**EXERCISE DIRECTIONS**. Starting with the line that contains "For every button, label, input, icon, or" and going on through the line that contains "Text: 35, WESTFIELD ROAD, MIDDLESBROUGH, TS6 0HU: 35, WESTFIELD", convert the lines below into a numbered list, omitting any blank lines. Include only those lines.

**MATERIAL FOR THE TASK**.

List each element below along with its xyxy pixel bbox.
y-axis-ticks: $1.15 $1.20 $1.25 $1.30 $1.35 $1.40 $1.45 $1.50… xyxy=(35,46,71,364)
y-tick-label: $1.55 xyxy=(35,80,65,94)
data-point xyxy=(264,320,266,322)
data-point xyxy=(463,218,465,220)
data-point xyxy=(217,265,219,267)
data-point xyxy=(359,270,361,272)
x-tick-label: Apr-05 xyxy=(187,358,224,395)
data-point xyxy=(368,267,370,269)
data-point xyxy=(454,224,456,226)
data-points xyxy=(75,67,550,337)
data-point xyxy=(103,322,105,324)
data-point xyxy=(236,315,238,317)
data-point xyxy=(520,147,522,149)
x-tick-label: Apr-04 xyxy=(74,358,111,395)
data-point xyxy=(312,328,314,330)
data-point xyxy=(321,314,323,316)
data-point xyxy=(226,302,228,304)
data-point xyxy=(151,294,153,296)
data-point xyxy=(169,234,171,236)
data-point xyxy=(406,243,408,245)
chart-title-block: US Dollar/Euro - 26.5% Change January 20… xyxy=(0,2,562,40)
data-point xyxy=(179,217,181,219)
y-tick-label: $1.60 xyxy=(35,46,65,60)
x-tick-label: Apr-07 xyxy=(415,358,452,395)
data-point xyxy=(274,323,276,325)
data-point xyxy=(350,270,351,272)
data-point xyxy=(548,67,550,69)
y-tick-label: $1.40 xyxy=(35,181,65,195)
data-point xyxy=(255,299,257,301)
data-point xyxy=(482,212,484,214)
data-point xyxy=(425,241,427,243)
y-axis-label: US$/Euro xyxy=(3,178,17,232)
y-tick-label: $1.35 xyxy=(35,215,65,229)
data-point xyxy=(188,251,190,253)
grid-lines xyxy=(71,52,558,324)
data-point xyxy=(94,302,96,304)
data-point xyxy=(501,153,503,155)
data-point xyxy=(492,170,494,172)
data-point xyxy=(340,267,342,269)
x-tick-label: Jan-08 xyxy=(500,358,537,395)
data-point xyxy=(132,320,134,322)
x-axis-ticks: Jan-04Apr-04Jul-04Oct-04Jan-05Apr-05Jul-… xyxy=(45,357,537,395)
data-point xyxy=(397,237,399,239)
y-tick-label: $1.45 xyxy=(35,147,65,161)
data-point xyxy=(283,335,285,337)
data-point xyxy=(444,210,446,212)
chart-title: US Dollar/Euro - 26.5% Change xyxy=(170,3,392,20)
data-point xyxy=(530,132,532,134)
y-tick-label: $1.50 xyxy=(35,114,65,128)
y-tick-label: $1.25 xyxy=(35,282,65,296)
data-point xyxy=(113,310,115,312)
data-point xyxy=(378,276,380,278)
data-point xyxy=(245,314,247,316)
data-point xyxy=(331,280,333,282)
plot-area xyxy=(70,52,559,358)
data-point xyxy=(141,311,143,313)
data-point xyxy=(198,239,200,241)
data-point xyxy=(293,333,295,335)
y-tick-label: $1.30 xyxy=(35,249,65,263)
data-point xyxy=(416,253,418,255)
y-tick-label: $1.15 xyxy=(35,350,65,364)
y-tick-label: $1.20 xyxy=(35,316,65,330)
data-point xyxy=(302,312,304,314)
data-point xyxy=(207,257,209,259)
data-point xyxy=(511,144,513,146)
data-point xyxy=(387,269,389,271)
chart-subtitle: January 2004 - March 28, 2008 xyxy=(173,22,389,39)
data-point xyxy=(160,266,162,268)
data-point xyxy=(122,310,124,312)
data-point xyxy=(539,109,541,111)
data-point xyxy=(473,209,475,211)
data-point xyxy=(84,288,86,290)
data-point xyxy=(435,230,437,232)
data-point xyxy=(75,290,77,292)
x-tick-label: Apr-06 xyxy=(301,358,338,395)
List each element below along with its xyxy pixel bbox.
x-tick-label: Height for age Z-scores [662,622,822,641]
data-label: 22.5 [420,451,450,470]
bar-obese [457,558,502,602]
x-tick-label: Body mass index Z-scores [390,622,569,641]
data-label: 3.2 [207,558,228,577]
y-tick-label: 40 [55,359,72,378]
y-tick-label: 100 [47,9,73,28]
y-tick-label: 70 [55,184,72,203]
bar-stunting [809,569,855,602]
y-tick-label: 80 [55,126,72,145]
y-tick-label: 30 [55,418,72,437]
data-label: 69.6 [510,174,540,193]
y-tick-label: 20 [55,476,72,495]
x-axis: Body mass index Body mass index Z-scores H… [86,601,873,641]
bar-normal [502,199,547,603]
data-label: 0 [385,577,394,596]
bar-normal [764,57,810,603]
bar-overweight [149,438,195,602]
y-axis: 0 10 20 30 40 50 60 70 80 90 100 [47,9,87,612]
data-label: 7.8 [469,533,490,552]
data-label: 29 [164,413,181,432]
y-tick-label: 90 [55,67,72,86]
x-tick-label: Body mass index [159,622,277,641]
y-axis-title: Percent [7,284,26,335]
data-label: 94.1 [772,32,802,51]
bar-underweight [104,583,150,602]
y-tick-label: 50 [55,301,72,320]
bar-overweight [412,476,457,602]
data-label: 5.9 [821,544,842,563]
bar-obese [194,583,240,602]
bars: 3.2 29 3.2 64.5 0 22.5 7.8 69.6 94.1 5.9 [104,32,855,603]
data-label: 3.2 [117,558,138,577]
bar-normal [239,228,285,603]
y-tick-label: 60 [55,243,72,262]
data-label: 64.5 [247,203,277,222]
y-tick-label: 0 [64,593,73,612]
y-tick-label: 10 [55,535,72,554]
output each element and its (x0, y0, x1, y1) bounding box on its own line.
* * *
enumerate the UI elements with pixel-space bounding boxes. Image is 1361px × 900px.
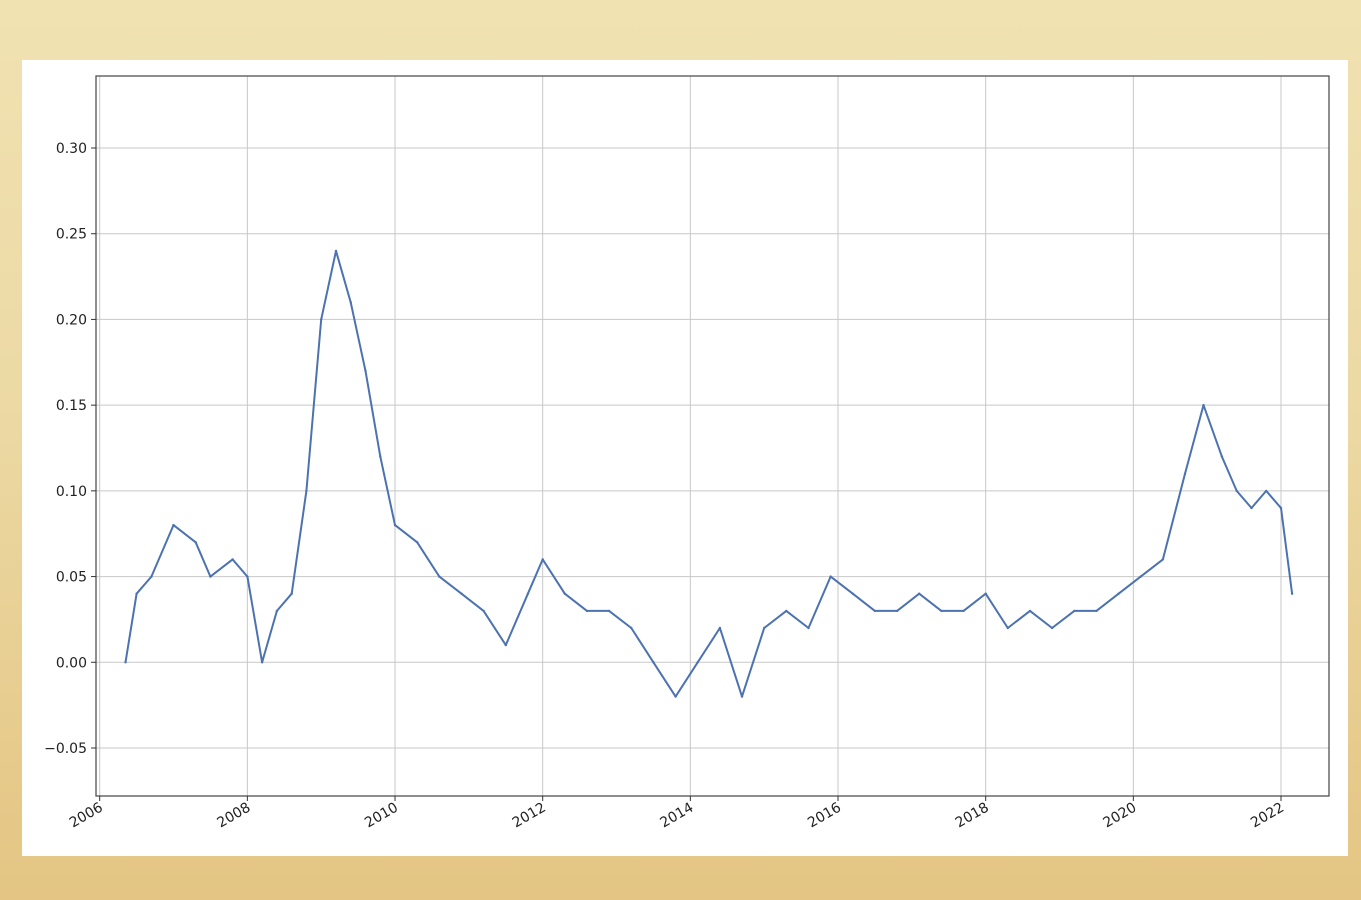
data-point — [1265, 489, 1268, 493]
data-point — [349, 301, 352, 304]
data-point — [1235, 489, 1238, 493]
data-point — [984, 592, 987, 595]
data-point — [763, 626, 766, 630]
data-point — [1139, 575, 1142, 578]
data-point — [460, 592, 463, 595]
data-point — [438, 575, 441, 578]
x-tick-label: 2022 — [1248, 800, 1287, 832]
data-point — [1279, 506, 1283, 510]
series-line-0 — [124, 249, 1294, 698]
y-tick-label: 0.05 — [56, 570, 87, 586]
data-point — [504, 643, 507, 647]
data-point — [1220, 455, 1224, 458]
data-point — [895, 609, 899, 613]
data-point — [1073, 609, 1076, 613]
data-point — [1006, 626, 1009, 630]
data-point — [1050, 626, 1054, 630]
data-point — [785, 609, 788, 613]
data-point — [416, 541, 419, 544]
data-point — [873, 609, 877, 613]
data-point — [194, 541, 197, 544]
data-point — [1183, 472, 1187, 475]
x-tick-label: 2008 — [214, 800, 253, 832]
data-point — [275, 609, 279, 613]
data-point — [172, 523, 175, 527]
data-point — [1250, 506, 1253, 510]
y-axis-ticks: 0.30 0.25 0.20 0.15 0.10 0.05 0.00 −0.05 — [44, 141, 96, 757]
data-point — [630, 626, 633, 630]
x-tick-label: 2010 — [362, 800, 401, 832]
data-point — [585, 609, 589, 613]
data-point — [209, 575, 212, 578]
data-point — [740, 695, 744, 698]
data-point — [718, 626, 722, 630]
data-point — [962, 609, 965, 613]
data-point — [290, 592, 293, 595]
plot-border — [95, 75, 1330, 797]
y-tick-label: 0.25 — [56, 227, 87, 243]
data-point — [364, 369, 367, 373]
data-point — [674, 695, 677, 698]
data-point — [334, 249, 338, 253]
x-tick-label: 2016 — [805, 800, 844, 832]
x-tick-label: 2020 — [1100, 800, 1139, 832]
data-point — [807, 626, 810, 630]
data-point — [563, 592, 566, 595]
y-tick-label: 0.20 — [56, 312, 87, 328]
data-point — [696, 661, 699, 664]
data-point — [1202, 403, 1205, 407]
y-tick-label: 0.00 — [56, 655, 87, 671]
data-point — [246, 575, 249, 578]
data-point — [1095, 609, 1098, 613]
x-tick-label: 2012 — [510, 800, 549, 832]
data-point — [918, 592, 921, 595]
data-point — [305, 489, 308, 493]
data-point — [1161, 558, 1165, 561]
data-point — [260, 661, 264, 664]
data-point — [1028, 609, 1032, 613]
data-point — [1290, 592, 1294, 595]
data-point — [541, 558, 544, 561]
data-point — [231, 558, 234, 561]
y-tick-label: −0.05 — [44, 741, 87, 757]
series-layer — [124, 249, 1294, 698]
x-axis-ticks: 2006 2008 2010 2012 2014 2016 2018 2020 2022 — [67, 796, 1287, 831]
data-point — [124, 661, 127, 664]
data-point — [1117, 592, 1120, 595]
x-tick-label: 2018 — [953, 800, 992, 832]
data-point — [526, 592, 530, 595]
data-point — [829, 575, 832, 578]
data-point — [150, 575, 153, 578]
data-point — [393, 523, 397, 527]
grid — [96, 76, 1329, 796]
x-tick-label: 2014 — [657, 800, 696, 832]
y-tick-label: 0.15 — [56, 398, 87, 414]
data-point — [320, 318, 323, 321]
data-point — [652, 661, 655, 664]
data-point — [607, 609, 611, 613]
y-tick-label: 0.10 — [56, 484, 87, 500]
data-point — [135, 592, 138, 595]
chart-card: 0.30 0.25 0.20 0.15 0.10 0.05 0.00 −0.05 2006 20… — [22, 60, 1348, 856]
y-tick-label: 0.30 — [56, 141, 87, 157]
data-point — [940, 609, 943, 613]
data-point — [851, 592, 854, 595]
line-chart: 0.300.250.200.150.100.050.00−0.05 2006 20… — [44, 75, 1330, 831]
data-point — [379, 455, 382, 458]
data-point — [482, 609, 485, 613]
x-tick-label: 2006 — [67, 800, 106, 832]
* * *
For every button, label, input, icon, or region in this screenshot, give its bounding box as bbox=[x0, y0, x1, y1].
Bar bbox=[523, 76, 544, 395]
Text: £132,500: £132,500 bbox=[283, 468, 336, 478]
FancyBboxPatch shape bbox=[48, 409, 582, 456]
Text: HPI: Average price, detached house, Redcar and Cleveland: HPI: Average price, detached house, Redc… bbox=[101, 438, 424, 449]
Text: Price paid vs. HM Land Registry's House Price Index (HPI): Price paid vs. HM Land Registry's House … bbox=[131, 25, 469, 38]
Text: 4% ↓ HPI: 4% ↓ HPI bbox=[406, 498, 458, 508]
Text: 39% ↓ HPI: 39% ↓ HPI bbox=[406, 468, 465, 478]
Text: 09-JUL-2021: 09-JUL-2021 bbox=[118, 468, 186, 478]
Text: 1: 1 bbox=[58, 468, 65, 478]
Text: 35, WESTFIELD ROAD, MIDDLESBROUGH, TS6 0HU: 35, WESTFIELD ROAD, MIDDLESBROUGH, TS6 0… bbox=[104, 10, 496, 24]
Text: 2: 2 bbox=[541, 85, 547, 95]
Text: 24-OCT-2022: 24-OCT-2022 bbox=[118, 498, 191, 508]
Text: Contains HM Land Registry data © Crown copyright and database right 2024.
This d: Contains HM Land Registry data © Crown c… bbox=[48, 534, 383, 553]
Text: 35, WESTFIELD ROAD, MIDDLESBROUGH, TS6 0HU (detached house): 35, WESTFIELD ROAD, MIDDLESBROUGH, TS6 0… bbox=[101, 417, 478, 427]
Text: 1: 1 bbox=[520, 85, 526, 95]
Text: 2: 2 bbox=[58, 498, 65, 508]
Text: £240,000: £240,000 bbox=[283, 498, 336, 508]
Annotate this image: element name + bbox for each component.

**EXERCISE OUTPUT**.
1. For every button, label, input, icon, or region in this screenshot, give its bounding box as bbox=[x0, y0, x1, y1].
2. Bar bbox=[523, 76, 544, 395]
3. Text: £132,500: £132,500 bbox=[283, 468, 336, 478]
4. FancyBboxPatch shape bbox=[48, 409, 582, 456]
5. Text: HPI: Average price, detached house, Redcar and Cleveland: HPI: Average price, detached house, Redc… bbox=[101, 438, 424, 449]
6. Text: Price paid vs. HM Land Registry's House Price Index (HPI): Price paid vs. HM Land Registry's House … bbox=[131, 25, 469, 38]
7. Text: 4% ↓ HPI: 4% ↓ HPI bbox=[406, 498, 458, 508]
8. Text: 39% ↓ HPI: 39% ↓ HPI bbox=[406, 468, 465, 478]
9. Text: 09-JUL-2021: 09-JUL-2021 bbox=[118, 468, 186, 478]
10. Text: 1: 1 bbox=[58, 468, 65, 478]
11. Text: 35, WESTFIELD ROAD, MIDDLESBROUGH, TS6 0HU: 35, WESTFIELD ROAD, MIDDLESBROUGH, TS6 0… bbox=[104, 10, 496, 24]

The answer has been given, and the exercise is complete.